## JOB
Can you print every record below exactly as written?

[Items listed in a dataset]
##############################
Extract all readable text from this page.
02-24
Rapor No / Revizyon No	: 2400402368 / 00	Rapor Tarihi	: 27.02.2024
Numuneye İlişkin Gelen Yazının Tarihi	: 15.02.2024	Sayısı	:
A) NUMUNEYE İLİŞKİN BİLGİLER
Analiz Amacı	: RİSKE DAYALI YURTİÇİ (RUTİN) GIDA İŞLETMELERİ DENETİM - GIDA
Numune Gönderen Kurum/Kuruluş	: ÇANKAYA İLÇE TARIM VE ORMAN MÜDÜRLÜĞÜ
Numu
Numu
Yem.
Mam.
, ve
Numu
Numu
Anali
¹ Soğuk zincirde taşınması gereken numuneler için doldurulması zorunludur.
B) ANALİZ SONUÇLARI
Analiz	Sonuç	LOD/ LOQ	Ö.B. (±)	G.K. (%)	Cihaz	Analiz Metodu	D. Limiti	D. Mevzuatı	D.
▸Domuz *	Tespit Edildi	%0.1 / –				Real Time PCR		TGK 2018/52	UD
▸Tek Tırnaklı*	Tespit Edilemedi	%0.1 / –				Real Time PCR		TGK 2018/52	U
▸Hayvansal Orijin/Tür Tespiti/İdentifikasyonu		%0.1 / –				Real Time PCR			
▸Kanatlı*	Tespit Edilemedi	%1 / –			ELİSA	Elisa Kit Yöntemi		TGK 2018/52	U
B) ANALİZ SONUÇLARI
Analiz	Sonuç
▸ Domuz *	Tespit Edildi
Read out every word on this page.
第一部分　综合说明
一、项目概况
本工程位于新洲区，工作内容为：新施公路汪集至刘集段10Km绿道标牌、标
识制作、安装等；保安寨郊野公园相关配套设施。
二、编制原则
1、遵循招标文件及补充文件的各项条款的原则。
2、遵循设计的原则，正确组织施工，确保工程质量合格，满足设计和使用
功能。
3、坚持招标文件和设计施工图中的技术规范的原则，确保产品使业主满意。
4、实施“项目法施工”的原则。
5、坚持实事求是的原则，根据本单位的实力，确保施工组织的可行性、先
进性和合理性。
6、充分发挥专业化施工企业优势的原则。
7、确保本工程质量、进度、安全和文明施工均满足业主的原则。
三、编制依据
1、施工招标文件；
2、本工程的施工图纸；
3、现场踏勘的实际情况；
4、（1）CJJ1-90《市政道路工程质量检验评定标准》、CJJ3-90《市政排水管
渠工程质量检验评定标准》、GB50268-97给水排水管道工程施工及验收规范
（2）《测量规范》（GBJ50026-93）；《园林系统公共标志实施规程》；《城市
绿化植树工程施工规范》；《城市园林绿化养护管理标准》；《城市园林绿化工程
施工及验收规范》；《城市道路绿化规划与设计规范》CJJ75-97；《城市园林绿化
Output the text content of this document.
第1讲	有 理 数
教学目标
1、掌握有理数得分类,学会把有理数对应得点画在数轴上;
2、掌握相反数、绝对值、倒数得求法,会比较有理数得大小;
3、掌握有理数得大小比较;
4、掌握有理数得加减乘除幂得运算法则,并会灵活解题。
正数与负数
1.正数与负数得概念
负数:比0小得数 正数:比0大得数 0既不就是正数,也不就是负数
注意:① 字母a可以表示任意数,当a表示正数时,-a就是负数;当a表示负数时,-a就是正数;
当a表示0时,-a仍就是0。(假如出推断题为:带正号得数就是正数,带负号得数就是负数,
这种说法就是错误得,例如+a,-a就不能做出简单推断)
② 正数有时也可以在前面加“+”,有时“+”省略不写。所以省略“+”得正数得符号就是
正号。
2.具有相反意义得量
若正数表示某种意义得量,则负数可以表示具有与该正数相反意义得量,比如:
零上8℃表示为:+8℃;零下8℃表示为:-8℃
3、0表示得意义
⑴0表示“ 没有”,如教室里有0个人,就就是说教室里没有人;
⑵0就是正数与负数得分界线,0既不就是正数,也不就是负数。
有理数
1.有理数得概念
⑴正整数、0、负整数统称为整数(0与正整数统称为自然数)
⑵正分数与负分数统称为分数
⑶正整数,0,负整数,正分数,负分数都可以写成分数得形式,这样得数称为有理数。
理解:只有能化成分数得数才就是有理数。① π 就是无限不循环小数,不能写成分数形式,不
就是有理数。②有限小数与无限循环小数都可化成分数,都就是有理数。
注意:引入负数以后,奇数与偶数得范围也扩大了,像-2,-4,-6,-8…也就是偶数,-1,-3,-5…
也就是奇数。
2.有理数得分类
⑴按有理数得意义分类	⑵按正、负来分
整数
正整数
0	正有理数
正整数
##############################
## SOLUTION TO THIS TASK
Extract all readable text from this page.
02-24
Rapor No / Revizyon No	: 2400402368 / 00	Rapor Tarihi	: 27.02.2024
Numuneye İlişkin Gelen Yazının Tarihi	: 15.02.2024	Sayısı	:
A) NUMUNEYE İLİŞKİN BİLGİLER
Analiz Amacı	: RİSKE DAYALI YURTİÇİ (RUTİN) GIDA İŞLETMELERİ DENETİM - GIDA
Numune Gönderen Kurum/Kuruluş	: ÇANKAYA İLÇE TARIM VE ORMAN MÜDÜRLÜĞÜ
Numu
Numu
Yem.
Mam.
, ve
Numu
Numu
Anali
¹ Soğuk zincirde taşınması gereken numuneler için doldurulması zorunludur.
B) ANALİZ SONUÇLARI
Analiz	Sonuç	LOD/ LOQ	Ö.B. (±)	G.K. (%)	Cihaz	Analiz Metodu	D. Limiti	D. Mevzuatı	D.
▸Domuz *	Tespit Edildi	%0.1 / –				Real Time PCR		TGK 2018/52	UD
▸Tek Tırnaklı*	Tespit Edilemedi	%0.1 / –				Real Time PCR		TGK 2018/52	U
▸Hayvansal Orijin/Tür Tespiti/İdentifikasyonu		%0.1 / –				Real Time PCR			
▸Kanatlı*	Tespit Edilemedi	%1 / –			ELİSA	Elisa Kit Yöntemi		TGK 2018/52	U
B) ANALİZ SONUÇLARI
Analiz	Sonuç
▸ Domuz *	Tespit Edildi
Read out every word on this page.
第一部分　综合说明
一、项目概况
本工程位于新洲区，工作内容为：新施公路汪集至刘集段10Km绿道标牌、标
识制作、安装等；保安寨郊野公园相关配套设施。
二、编制原则
1、遵循招标文件及补充文件的各项条款的原则。
2、遵循设计的原则，正确组织施工，确保工程质量合格，满足设计和使用
功能。
3、坚持招标文件和设计施工图中的技术规范的原则，确保产品使业主满意。
4、实施“项目法施工”的原则。
5、坚持实事求是的原则，根据本单位的实力，确保施工组织的可行性、先
进性和合理性。
6、充分发挥专业化施工企业优势的原则。
7、确保本工程质量、进度、安全和文明施工均满足业主的原则。
三、编制依据
1、施工招标文件；
2、本工程的施工图纸；
3、现场踏勘的实际情况；
4、（1）CJJ1-90《市政道路工程质量检验评定标准》、CJJ3-90《市政排水管
渠工程质量检验评定标准》、GB50268-97给水排水管道工程施工及验收规范
（2）《测量规范》（GBJ50026-93）；《园林系统公共标志实施规程》；《城市
绿化植树工程施工规范》；《城市园林绿化养护管理标准》；《城市园林绿化工程
施工及验收规范》；《城市道路绿化规划与设计规范》CJJ75-97；《城市园林绿化
Output the text content of this document.
第1讲	有 理 数
教学目标
1、掌握有理数得分类,学会把有理数对应得点画在数轴上;
2、掌握相反数、绝对值、倒数得求法,会比较有理数得大小;
3、掌握有理数得大小比较;
4、掌握有理数得加减乘除幂得运算法则,并会灵活解题。
正数与负数
1.正数与负数得概念
负数:比0小得数 正数:比0大得数 0既不就是正数,也不就是负数
注意:① 字母a可以表示任意数,当a表示正数时,-a就是负数;当a表示负数时,-a就是正数;
当a表示0时,-a仍就是0。(假如出推断题为:带正号得数就是正数,带负号得数就是负数,
这种说法就是错误得,例如+a,-a就不能做出简单推断)
② 正数有时也可以在前面加“+”,有时“+”省略不写。所以省略“+”得正数得符号就是
正号。
2.具有相反意义得量
若正数表示某种意义得量,则负数可以表示具有与该正数相反意义得量,比如:
零上8℃表示为:+8℃;零下8℃表示为:-8℃
3、0表示得意义
⑴0表示“ 没有”,如教室里有0个人,就就是说教室里没有人;
⑵0就是正数与负数得分界线,0既不就是正数,也不就是负数。
有理数
1.有理数得概念
⑴正整数、0、负整数统称为整数(0与正整数统称为自然数)
⑵正分数与负分数统称为分数
⑶正整数,0,负整数,正分数,负分数都可以写成分数得形式,这样得数称为有理数。
理解:只有能化成分数得数才就是有理数。① π 就是无限不循环小数,不能写成分数形式,不
就是有理数。②有限小数与无限循环小数都可化成分数,都就是有理数。
注意:引入负数以后,奇数与偶数得范围也扩大了,像-2,-4,-6,-8…也就是偶数,-1,-3,-5…
也就是奇数。
2.有理数得分类
⑴按有理数得意义分类	⑵按正、负来分
整数
正整数
0	正有理数
正整数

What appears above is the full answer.